Requirement:
Repeat the entire listing exactly.

### Items

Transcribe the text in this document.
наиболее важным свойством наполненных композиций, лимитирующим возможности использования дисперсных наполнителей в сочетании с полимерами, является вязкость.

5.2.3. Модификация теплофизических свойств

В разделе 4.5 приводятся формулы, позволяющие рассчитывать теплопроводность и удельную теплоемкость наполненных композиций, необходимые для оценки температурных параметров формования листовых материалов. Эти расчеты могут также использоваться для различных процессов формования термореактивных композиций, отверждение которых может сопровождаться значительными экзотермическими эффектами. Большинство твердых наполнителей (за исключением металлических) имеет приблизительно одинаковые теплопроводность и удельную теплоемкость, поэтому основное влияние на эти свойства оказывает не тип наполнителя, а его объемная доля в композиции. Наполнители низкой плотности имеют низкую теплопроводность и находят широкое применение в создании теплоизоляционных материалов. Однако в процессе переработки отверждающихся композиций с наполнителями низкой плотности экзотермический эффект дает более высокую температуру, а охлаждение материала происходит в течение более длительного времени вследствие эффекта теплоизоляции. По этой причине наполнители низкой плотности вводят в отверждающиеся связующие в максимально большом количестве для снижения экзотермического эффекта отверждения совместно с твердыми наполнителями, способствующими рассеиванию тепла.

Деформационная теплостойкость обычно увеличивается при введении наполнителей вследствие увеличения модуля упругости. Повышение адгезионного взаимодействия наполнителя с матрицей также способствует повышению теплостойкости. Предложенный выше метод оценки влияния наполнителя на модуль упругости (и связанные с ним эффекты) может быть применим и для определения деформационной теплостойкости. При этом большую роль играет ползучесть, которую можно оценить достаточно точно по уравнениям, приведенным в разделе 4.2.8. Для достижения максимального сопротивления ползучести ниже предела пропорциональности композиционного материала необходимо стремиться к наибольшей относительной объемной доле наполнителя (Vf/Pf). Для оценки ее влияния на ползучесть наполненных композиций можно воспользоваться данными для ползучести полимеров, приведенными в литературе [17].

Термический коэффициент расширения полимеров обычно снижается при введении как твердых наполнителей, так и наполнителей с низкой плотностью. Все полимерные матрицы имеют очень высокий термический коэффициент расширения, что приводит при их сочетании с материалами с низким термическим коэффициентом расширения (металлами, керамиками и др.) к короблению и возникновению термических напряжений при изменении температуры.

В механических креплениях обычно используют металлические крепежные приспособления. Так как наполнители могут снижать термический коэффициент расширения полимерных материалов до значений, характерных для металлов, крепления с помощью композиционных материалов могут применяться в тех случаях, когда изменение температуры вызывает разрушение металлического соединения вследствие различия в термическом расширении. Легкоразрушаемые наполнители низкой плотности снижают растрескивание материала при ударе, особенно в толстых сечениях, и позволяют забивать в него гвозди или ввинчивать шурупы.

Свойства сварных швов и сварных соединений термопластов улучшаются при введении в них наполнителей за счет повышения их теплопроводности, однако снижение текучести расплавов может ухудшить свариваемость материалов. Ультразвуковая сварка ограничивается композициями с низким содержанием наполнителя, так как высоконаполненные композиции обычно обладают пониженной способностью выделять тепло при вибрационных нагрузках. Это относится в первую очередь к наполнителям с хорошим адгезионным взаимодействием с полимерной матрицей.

######

Solution to this exercise:
Transcribe the text in this document.
наиболее важным свойством наполненных композиций, лимитирующим возможности использования дисперсных наполнителей в сочетании с полимерами, является вязкость.

5.2.3. Модификация теплофизических свойств

В разделе 4.5 приводятся формулы, позволяющие рассчитывать теплопроводность и удельную теплоемкость наполненных композиций, необходимые для оценки температурных параметров формования листовых материалов. Эти расчеты могут также использоваться для различных процессов формования термореактивных композиций, отверждение которых может сопровождаться значительными экзотермическими эффектами. Большинство твердых наполнителей (за исключением металлических) имеет приблизительно одинаковые теплопроводность и удельную теплоемкость, поэтому основное влияние на эти свойства оказывает не тип наполнителя, а его объемная доля в композиции. Наполнители низкой плотности имеют низкую теплопроводность и находят широкое применение в создании теплоизоляционных материалов. Однако в процессе переработки отверждающихся композиций с наполнителями низкой плотности экзотермический эффект дает более высокую температуру, а охлаждение материала происходит в течение более длительного времени вследствие эффекта теплоизоляции. По этой причине наполнители низкой плотности вводят в отверждающиеся связующие в максимально большом количестве для снижения экзотермического эффекта отверждения совместно с твердыми наполнителями, способствующими рассеиванию тепла.

Деформационная теплостойкость обычно увеличивается при введении наполнителей вследствие увеличения модуля упругости. Повышение адгезионного взаимодействия наполнителя с матрицей также способствует повышению теплостойкости. Предложенный выше метод оценки влияния наполнителя на модуль упругости (и связанные с ним эффекты) может быть применим и для определения деформационной теплостойкости. При этом большую роль играет ползучесть, которую можно оценить достаточно точно по уравнениям, приведенным в разделе 4.2.8. Для достижения максимального сопротивления ползучести ниже предела пропорциональности композиционного материала необходимо стремиться к наибольшей относительной объемной доле наполнителя (Vf/Pf). Для оценки ее влияния на ползучесть наполненных композиций можно воспользоваться данными для ползучести полимеров, приведенными в литературе [17].

Термический коэффициент расширения полимеров обычно снижается при введении как твердых наполнителей, так и наполнителей с низкой плотностью. Все полимерные матрицы имеют очень высокий термический коэффициент расширения, что приводит при их сочетании с материалами с низким термическим коэффициентом расширения (металлами, керамиками и др.) к короблению и возникновению термических напряжений при изменении температуры.

В механических креплениях обычно используют металлические крепежные приспособления. Так как наполнители могут снижать термический коэффициент расширения полимерных материалов до значений, характерных для металлов, крепления с помощью композиционных материалов могут применяться в тех случаях, когда изменение температуры вызывает разрушение металлического соединения вследствие различия в термическом расширении. Легкоразрушаемые наполнители низкой плотности снижают растрескивание материала при ударе, особенно в толстых сечениях, и позволяют забивать в него гвозди или ввинчивать шурупы.

Свойства сварных швов и сварных соединений термопластов улучшаются при введении в них наполнителей за счет повышения их теплопроводности, однако снижение текучести расплавов может ухудшить свариваемость материалов. Ультразвуковая сварка ограничивается композициями с низким содержанием наполнителя, так как высоконаполненные композиции обычно обладают пониженной способностью выделять тепло при вибрационных нагрузках. Это относится в первую очередь к наполнителям с хорошим адгезионным взаимодействием с полимерной матрицей.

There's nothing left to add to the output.